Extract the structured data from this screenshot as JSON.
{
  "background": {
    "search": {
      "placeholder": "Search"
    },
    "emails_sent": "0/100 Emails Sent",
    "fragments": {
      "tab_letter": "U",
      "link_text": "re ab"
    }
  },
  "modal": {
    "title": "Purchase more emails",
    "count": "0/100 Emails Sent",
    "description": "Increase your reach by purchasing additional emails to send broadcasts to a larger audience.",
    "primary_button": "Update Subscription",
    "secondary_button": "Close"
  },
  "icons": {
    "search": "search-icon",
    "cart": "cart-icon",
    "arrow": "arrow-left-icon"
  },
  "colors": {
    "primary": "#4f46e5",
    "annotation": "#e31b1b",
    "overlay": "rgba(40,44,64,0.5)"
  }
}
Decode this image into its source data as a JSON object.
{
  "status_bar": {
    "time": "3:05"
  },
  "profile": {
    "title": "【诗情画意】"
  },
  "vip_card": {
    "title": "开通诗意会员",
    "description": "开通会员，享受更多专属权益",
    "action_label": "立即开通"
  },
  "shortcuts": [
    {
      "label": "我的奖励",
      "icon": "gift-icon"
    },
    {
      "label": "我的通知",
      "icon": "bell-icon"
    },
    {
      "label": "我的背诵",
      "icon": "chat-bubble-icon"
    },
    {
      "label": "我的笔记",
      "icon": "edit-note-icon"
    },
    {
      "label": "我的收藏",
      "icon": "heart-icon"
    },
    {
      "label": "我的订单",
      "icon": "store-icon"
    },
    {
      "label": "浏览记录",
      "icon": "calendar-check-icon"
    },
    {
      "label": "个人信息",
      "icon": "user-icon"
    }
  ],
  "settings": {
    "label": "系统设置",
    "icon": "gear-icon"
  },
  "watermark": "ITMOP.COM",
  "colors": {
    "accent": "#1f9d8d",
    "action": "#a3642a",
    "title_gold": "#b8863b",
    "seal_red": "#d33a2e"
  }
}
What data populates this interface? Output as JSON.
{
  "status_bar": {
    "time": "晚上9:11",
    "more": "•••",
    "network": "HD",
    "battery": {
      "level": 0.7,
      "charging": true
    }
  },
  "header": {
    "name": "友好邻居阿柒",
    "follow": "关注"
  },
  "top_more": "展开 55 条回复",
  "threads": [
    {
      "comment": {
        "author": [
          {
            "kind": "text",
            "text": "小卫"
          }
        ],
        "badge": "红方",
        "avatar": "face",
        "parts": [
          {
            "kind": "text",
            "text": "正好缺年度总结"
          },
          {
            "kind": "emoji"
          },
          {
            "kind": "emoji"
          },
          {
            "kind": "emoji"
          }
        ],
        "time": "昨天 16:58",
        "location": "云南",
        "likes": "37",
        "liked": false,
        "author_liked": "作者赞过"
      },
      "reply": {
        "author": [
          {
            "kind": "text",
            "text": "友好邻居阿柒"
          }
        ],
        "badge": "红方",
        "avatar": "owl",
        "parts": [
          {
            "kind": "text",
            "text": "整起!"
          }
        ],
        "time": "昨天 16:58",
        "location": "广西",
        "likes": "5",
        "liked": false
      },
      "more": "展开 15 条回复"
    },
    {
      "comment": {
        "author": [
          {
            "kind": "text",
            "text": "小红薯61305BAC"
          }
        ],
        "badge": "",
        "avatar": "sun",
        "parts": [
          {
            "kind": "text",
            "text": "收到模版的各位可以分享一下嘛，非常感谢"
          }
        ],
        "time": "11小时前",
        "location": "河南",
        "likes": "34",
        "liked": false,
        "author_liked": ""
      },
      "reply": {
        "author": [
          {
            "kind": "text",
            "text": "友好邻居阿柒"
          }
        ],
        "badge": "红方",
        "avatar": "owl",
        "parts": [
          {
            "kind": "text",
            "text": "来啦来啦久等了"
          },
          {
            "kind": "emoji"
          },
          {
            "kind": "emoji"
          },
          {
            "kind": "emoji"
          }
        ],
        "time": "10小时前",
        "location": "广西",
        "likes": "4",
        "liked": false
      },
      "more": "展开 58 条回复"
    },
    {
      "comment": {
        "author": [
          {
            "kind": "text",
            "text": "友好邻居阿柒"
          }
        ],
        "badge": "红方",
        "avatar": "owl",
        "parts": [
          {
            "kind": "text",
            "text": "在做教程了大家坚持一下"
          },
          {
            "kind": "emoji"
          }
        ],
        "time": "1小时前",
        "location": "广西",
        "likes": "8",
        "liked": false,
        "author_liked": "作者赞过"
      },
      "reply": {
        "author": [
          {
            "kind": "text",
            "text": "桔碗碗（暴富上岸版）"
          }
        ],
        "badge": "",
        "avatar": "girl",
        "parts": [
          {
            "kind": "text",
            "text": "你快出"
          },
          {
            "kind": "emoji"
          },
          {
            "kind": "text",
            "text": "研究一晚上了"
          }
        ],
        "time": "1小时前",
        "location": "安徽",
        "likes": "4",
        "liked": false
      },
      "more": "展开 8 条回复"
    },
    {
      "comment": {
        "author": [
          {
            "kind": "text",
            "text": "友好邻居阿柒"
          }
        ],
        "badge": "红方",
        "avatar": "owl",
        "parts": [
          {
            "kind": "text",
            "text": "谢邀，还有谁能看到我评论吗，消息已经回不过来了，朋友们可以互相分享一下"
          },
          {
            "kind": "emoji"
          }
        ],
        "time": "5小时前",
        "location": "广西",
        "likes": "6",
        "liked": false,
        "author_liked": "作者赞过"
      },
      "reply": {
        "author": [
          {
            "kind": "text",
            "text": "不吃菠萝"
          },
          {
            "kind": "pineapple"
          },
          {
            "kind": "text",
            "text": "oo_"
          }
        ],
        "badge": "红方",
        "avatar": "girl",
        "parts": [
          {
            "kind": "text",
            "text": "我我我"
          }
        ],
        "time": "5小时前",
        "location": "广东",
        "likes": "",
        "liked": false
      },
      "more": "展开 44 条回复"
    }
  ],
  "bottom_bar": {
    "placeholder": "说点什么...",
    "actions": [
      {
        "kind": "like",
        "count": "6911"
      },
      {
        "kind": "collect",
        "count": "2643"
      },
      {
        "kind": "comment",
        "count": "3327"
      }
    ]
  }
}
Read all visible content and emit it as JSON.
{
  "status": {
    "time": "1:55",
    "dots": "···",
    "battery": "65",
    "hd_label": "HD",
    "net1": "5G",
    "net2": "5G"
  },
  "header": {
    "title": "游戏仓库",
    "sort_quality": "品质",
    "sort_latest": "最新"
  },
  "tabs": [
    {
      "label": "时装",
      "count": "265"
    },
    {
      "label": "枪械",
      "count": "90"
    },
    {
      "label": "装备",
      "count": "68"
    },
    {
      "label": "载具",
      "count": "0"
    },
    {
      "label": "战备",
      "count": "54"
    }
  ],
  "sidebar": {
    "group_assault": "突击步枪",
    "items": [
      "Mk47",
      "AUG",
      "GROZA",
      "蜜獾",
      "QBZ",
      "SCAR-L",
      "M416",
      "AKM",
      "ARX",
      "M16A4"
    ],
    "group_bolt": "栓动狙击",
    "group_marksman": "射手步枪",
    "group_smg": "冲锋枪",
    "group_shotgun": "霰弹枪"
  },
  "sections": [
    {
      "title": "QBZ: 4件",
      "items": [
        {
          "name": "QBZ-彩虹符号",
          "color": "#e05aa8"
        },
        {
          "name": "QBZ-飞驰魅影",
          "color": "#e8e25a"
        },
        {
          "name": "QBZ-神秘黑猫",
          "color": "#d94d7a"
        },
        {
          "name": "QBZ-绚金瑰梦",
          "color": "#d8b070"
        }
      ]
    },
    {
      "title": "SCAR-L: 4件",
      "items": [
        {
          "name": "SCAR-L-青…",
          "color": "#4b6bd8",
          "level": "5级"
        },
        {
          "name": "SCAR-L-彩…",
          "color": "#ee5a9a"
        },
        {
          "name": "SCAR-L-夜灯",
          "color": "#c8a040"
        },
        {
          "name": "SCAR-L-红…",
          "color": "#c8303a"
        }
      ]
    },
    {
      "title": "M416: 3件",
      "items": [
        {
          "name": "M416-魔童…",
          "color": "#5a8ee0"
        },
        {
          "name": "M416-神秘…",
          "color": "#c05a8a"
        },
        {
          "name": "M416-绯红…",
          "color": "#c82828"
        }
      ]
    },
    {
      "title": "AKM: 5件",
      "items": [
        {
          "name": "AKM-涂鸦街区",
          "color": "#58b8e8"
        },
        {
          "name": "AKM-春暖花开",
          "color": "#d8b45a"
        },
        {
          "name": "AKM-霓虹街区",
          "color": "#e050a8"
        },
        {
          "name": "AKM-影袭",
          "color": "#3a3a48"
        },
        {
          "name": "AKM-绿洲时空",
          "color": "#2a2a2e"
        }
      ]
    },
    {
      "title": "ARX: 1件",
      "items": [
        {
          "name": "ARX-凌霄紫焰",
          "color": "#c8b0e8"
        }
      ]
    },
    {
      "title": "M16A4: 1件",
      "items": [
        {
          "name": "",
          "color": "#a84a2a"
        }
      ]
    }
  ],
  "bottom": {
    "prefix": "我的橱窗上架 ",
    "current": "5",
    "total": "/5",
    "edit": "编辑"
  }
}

——————

Task requirements -
Select every line in the material above where the string "placeholder" occurs, and copy it.

Output -
      "placeholder": "Search"
    "placeholder": "说点什么...",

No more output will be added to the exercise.